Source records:
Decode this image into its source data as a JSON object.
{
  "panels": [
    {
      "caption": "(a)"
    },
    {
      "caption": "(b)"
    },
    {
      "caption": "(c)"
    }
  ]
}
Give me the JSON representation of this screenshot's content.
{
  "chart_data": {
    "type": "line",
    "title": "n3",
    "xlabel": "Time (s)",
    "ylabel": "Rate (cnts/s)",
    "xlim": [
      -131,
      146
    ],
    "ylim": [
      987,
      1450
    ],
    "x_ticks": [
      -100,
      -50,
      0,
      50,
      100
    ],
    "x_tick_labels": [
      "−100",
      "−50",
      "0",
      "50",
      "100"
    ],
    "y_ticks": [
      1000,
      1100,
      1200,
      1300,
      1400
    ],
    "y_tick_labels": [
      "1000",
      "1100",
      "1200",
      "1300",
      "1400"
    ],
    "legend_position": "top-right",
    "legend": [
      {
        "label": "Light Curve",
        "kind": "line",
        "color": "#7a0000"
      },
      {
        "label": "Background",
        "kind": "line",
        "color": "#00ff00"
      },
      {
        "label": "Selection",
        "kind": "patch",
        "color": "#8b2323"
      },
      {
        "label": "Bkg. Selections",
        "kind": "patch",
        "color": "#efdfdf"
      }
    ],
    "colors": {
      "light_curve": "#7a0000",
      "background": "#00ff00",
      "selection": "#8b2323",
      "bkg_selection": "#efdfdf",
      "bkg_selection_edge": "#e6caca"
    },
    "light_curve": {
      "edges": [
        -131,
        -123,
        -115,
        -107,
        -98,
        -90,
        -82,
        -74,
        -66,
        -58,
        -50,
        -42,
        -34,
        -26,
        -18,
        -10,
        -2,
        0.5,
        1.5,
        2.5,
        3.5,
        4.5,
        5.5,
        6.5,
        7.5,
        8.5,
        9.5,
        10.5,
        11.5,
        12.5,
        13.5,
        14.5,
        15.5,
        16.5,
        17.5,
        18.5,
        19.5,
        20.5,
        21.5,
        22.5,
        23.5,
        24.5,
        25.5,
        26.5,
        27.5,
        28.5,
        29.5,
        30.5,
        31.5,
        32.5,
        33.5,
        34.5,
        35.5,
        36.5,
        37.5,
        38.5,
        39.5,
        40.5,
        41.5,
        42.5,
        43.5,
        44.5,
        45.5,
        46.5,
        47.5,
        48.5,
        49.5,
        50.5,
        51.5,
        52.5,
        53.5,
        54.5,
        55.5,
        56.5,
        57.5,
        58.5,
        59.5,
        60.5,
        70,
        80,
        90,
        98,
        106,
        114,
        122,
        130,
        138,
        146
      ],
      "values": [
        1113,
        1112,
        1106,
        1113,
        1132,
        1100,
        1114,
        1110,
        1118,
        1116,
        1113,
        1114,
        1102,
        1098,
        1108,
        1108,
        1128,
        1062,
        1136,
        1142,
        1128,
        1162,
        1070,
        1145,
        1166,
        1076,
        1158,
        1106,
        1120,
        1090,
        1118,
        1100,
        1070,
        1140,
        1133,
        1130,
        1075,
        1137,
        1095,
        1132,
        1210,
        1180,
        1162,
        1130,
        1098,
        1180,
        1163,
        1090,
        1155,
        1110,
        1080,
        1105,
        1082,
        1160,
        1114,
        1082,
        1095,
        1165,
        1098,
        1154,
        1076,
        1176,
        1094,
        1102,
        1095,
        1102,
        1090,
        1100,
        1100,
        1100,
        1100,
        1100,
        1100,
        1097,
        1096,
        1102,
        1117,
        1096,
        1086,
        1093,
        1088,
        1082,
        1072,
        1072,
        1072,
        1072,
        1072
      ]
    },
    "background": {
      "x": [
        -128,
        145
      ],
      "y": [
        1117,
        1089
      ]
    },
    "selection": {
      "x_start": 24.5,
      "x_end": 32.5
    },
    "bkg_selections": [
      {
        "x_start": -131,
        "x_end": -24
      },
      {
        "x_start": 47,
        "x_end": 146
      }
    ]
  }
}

→ **Written instruction**
Lines from the records above that hold "this" are the ones to list.

→ **Solution below**
Decode this image into its source data as a JSON object.
Give me the JSON representation of this screenshot's content.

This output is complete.